Task details: Write out the data again in full, exactly as it reads.

Saved data entries:
** START **

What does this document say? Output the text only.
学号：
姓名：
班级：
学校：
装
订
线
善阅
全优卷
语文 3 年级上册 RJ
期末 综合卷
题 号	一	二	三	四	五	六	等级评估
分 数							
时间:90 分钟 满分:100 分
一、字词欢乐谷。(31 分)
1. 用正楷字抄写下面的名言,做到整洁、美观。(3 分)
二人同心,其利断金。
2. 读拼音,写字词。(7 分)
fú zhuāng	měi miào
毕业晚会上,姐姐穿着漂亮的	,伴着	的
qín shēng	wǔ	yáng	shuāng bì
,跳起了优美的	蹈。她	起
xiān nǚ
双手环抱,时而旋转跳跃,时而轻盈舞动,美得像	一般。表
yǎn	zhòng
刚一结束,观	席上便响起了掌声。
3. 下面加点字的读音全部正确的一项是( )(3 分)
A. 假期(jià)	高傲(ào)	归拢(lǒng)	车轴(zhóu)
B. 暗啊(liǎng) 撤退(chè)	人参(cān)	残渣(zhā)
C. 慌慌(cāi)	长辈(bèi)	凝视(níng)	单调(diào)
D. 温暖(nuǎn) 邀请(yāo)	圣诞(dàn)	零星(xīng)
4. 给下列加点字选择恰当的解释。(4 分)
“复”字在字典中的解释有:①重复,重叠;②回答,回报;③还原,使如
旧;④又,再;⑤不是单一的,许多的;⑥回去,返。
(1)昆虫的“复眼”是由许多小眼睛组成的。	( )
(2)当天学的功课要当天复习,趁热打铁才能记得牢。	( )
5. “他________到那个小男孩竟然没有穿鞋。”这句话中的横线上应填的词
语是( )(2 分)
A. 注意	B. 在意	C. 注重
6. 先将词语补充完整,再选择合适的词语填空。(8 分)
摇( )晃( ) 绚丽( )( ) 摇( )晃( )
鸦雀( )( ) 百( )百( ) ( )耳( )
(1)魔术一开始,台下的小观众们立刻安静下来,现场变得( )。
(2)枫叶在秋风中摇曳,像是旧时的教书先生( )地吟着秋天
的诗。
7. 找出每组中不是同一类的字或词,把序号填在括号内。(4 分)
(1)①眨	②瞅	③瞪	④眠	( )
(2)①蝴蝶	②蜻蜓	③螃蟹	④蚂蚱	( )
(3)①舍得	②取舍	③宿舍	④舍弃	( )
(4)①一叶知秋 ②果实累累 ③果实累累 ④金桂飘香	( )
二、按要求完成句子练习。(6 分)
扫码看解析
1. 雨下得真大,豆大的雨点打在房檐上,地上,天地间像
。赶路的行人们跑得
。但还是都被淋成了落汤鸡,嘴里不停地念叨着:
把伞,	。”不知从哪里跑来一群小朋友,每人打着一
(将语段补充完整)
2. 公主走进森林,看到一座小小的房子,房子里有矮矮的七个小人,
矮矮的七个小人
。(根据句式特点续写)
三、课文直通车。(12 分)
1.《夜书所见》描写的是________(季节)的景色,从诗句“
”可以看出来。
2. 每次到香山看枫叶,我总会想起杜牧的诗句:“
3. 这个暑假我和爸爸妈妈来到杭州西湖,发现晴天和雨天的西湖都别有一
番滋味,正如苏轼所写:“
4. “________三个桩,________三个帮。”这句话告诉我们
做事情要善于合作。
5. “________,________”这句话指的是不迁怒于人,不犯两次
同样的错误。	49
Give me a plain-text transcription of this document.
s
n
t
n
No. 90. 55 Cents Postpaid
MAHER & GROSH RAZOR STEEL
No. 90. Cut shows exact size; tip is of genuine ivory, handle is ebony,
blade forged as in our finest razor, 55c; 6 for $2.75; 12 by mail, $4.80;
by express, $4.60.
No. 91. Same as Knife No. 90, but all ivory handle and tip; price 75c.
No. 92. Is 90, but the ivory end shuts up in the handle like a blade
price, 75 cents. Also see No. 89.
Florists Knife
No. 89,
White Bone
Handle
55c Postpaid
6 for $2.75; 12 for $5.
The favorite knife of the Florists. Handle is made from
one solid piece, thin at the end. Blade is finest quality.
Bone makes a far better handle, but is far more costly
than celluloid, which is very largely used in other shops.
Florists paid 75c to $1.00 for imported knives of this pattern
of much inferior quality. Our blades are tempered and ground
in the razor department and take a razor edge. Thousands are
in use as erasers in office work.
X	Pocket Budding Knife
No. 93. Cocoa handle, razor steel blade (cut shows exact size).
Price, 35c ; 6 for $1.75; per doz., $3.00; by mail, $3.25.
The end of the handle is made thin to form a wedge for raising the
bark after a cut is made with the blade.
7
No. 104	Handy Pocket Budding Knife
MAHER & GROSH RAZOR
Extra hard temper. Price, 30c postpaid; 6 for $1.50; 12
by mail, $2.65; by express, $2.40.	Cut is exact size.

** END **

Problem solution:
What does this document say? Output the text only.
学号：
姓名：
班级：
学校：
装
订
线
善阅
全优卷
语文 3 年级上册 RJ
期末 综合卷
题 号	一	二	三	四	五	六	等级评估
分 数							
时间:90 分钟 满分:100 分
一、字词欢乐谷。(31 分)
1. 用正楷字抄写下面的名言,做到整洁、美观。(3 分)
二人同心,其利断金。
2. 读拼音,写字词。(7 分)
fú zhuāng	měi miào
毕业晚会上,姐姐穿着漂亮的	,伴着	的
qín shēng	wǔ	yáng	shuāng bì
,跳起了优美的	蹈。她	起
xiān nǚ
双手环抱,时而旋转跳跃,时而轻盈舞动,美得像	一般。表
yǎn	zhòng
刚一结束,观	席上便响起了掌声。
3. 下面加点字的读音全部正确的一项是( )(3 分)
A. 假期(jià)	高傲(ào)	归拢(lǒng)	车轴(zhóu)
B. 暗啊(liǎng) 撤退(chè)	人参(cān)	残渣(zhā)
C. 慌慌(cāi)	长辈(bèi)	凝视(níng)	单调(diào)
D. 温暖(nuǎn) 邀请(yāo)	圣诞(dàn)	零星(xīng)
4. 给下列加点字选择恰当的解释。(4 分)
“复”字在字典中的解释有:①重复,重叠;②回答,回报;③还原,使如
旧;④又,再;⑤不是单一的,许多的;⑥回去,返。
(1)昆虫的“复眼”是由许多小眼睛组成的。	( )
(2)当天学的功课要当天复习,趁热打铁才能记得牢。	( )
5. “他________到那个小男孩竟然没有穿鞋。”这句话中的横线上应填的词
语是( )(2 分)
A. 注意	B. 在意	C. 注重
6. 先将词语补充完整,再选择合适的词语填空。(8 分)
摇( )晃( ) 绚丽( )( ) 摇( )晃( )
鸦雀( )( ) 百( )百( ) ( )耳( )
(1)魔术一开始,台下的小观众们立刻安静下来,现场变得( )。
(2)枫叶在秋风中摇曳,像是旧时的教书先生( )地吟着秋天
的诗。
7. 找出每组中不是同一类的字或词,把序号填在括号内。(4 分)
(1)①眨	②瞅	③瞪	④眠	( )
(2)①蝴蝶	②蜻蜓	③螃蟹	④蚂蚱	( )
(3)①舍得	②取舍	③宿舍	④舍弃	( )
(4)①一叶知秋 ②果实累累 ③果实累累 ④金桂飘香	( )
二、按要求完成句子练习。(6 分)
扫码看解析
1. 雨下得真大,豆大的雨点打在房檐上,地上,天地间像
。赶路的行人们跑得
。但还是都被淋成了落汤鸡,嘴里不停地念叨着:
把伞,	。”不知从哪里跑来一群小朋友,每人打着一
(将语段补充完整)
2. 公主走进森林,看到一座小小的房子,房子里有矮矮的七个小人,
矮矮的七个小人
。(根据句式特点续写)
三、课文直通车。(12 分)
1.《夜书所见》描写的是________(季节)的景色,从诗句“
”可以看出来。
2. 每次到香山看枫叶,我总会想起杜牧的诗句:“
3. 这个暑假我和爸爸妈妈来到杭州西湖,发现晴天和雨天的西湖都别有一
番滋味,正如苏轼所写:“
4. “________三个桩,________三个帮。”这句话告诉我们
做事情要善于合作。
5. “________,________”这句话指的是不迁怒于人,不犯两次
同样的错误。	49
Give me a plain-text transcription of this document.
s
n
t
n
No. 90. 55 Cents Postpaid
MAHER & GROSH RAZOR STEEL
No. 90. Cut shows exact size; tip is of genuine ivory, handle is ebony,
blade forged as in our finest razor, 55c; 6 for $2.75; 12 by mail, $4.80;
by express, $4.60.
No. 91. Same as Knife No. 90, but all ivory handle and tip; price 75c.
No. 92. Is 90, but the ivory end shuts up in the handle like a blade
price, 75 cents. Also see No. 89.
Florists Knife
No. 89,
White Bone
Handle
55c Postpaid
6 for $2.75; 12 for $5.
The favorite knife of the Florists. Handle is made from
one solid piece, thin at the end. Blade is finest quality.
Bone makes a far better handle, but is far more costly
than celluloid, which is very largely used in other shops.
Florists paid 75c to $1.00 for imported knives of this pattern
of much inferior quality. Our blades are tempered and ground
in the razor department and take a razor edge. Thousands are
in use as erasers in office work.
X	Pocket Budding Knife
No. 93. Cocoa handle, razor steel blade (cut shows exact size).
Price, 35c ; 6 for $1.75; per doz., $3.00; by mail, $3.25.
The end of the handle is made thin to form a wedge for raising the
bark after a cut is made with the blade.
7
No. 104	Handy Pocket Budding Knife
MAHER & GROSH RAZOR
Extra hard temper. Price, 30c postpaid; 6 for $1.50; 12
by mail, $2.65; by express, $2.40.	Cut is exact size.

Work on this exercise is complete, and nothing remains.